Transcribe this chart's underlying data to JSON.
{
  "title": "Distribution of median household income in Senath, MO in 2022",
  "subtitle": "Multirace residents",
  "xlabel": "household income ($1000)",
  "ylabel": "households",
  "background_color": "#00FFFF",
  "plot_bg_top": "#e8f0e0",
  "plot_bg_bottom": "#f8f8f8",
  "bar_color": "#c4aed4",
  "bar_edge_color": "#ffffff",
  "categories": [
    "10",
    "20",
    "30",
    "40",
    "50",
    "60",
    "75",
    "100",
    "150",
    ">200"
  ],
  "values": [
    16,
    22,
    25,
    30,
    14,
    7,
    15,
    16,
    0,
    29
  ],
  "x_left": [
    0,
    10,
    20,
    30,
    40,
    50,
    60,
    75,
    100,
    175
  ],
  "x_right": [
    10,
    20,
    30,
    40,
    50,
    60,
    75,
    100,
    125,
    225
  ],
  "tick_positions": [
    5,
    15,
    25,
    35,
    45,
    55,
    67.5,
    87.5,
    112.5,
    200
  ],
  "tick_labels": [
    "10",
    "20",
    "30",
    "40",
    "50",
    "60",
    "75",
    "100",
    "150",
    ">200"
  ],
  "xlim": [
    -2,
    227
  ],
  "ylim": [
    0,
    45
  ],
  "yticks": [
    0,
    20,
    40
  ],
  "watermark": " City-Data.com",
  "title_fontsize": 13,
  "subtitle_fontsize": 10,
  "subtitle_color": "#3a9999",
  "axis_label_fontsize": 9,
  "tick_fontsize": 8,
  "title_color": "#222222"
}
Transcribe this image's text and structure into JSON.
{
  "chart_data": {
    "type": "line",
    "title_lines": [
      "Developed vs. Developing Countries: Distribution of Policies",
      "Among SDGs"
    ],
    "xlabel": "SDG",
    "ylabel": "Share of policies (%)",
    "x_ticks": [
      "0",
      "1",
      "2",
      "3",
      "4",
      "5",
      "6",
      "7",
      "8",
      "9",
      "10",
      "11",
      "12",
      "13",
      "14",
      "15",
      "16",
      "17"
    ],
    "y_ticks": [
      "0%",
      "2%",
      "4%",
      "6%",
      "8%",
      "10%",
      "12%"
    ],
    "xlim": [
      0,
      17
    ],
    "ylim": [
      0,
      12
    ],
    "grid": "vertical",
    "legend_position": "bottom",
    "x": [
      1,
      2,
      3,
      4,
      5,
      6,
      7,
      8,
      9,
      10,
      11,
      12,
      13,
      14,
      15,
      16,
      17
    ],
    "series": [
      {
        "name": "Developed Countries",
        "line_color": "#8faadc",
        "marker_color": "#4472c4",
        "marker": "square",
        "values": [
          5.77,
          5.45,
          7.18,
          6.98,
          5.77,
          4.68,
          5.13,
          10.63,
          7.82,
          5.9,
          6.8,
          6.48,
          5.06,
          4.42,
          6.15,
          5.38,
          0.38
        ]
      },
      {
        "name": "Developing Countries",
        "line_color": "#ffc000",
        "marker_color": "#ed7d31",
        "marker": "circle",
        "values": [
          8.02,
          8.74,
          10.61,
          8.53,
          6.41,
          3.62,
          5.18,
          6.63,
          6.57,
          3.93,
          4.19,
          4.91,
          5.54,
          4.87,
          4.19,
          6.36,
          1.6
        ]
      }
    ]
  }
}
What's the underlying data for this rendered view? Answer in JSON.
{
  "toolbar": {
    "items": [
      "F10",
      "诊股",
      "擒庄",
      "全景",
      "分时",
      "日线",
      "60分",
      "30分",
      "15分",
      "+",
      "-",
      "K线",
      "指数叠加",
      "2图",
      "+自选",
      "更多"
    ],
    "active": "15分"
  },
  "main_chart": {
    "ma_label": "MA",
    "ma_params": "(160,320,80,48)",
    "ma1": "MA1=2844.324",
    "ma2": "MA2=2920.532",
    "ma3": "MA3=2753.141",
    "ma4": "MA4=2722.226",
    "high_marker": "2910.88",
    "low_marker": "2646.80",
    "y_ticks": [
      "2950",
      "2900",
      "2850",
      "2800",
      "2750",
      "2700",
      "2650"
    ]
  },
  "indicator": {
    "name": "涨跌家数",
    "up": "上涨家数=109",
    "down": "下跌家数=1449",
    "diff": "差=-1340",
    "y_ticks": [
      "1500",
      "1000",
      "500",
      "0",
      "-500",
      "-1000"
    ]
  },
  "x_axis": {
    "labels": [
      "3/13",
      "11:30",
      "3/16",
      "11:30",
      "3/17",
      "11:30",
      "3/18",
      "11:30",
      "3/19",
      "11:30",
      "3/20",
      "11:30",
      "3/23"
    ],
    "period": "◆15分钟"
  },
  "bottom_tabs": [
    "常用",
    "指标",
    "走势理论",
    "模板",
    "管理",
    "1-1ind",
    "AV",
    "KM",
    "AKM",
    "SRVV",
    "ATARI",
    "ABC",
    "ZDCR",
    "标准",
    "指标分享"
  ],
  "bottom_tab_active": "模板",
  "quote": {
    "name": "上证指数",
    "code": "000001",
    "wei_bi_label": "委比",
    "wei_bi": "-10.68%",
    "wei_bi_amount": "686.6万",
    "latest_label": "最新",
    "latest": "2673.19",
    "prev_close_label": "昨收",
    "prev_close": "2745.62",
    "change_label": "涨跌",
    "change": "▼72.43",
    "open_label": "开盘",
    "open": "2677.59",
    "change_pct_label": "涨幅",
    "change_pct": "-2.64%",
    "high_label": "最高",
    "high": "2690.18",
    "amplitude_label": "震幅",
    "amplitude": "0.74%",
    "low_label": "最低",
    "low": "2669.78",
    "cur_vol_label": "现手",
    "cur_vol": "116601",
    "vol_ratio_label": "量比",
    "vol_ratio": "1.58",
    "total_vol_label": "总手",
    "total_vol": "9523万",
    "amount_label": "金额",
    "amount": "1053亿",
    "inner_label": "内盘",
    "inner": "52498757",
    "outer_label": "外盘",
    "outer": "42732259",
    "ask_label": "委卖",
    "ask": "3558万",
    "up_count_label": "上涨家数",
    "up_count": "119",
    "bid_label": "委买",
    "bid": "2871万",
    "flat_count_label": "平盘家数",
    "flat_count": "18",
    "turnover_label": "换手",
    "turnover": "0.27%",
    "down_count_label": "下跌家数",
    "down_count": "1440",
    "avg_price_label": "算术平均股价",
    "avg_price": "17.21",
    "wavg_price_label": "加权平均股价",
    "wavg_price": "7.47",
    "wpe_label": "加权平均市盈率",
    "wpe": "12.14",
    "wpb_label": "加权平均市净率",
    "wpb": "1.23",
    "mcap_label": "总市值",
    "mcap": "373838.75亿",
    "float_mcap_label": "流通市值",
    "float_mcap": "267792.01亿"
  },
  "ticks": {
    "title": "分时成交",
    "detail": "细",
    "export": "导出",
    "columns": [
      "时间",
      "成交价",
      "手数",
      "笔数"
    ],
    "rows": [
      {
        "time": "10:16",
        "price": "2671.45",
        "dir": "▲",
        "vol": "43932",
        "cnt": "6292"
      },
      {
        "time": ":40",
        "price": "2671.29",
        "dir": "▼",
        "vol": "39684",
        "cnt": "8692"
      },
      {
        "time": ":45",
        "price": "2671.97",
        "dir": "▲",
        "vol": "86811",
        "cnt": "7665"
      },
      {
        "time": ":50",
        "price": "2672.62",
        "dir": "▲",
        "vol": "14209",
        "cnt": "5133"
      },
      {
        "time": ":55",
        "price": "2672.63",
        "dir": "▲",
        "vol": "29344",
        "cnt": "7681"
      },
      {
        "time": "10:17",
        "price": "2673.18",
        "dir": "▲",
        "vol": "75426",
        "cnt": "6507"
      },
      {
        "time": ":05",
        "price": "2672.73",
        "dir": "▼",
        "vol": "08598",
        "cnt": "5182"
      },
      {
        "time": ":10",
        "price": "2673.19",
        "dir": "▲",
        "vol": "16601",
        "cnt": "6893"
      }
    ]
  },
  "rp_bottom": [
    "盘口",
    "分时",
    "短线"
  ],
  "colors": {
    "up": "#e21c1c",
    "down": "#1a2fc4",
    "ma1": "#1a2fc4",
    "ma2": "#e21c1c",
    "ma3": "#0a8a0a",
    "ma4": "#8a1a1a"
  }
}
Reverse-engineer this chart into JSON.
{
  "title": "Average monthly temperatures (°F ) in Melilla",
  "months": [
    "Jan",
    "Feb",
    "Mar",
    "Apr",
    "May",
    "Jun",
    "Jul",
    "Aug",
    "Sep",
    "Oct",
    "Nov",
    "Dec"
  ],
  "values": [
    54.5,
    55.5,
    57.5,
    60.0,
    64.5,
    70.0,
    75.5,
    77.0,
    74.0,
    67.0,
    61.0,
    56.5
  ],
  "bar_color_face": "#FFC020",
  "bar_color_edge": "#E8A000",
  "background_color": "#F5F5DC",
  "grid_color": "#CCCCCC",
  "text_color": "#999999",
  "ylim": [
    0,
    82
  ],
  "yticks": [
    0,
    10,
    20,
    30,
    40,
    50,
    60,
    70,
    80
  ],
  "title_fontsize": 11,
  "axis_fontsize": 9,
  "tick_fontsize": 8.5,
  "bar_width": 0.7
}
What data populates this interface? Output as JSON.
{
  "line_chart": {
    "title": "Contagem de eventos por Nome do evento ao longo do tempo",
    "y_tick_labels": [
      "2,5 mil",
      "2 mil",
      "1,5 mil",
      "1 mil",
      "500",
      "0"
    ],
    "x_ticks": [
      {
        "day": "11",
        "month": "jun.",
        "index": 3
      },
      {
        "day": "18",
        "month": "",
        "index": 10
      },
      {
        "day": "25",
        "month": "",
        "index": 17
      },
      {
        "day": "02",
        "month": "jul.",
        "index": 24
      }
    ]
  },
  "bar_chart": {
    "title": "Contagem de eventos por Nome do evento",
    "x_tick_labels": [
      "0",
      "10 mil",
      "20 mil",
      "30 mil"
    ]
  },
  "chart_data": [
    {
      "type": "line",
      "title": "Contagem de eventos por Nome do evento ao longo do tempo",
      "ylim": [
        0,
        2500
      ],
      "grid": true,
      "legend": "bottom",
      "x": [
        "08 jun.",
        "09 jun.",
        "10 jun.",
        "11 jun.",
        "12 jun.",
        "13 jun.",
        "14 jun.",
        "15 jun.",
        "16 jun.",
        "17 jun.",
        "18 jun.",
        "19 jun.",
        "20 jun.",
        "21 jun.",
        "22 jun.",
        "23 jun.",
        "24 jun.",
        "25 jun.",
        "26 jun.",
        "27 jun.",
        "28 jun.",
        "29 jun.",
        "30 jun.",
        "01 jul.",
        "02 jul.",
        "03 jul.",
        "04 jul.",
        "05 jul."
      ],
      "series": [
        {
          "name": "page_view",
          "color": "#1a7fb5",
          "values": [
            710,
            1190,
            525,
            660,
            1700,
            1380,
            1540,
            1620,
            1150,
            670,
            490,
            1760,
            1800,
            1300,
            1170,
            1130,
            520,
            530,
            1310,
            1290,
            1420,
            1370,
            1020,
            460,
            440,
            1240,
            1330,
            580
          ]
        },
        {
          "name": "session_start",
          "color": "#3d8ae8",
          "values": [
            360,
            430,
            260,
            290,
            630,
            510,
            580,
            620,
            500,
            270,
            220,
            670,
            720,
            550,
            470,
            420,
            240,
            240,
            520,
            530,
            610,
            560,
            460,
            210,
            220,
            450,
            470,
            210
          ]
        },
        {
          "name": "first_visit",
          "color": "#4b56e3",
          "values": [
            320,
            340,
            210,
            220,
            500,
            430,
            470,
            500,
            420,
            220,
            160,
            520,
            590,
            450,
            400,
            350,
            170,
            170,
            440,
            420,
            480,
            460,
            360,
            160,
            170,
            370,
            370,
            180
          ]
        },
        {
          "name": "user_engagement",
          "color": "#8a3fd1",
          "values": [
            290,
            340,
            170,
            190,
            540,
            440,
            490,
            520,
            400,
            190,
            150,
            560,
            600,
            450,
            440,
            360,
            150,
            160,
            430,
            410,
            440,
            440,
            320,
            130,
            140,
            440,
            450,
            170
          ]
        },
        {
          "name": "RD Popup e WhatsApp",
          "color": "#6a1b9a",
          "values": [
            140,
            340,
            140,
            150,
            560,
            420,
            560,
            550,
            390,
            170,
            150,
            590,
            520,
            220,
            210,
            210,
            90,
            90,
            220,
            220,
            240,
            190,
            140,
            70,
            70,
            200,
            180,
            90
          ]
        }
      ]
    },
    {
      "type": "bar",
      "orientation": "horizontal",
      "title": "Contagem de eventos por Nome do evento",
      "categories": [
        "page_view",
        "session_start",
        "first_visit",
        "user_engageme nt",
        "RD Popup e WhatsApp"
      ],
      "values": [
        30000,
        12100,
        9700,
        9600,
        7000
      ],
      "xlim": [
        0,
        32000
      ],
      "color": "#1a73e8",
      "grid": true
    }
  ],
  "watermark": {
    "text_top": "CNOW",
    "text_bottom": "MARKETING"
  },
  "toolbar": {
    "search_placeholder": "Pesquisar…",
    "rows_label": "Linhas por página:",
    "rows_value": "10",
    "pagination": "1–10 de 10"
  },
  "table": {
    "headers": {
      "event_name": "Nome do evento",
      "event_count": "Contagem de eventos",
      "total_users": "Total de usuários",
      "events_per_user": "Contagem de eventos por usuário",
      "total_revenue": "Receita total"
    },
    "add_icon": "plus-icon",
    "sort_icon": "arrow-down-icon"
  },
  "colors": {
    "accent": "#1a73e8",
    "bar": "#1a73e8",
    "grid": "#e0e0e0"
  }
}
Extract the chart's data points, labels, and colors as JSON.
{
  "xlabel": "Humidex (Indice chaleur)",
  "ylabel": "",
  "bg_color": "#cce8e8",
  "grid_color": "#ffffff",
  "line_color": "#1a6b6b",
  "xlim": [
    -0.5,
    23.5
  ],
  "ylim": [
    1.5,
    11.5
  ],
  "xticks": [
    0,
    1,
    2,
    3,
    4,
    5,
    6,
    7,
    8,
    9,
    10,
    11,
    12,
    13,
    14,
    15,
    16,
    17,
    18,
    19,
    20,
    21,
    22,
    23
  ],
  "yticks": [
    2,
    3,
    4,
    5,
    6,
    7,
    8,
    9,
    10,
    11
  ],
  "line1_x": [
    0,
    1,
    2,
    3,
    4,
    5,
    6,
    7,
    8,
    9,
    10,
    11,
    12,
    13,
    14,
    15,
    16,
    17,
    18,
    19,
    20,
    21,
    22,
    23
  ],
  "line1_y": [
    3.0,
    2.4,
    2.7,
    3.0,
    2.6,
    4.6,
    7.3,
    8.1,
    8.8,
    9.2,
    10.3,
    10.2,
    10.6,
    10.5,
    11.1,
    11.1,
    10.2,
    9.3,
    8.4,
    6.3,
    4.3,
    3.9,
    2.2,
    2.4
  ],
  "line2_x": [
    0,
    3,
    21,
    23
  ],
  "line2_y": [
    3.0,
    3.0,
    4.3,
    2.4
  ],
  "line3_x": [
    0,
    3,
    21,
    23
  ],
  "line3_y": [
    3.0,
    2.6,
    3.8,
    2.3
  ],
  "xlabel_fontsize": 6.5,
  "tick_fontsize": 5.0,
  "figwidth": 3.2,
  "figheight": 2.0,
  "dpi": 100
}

## Exercise
Pull out every line containing "into".

## Worked answer
Transcribe this image's text and structure into JSON.
Reverse-engineer this chart into JSON.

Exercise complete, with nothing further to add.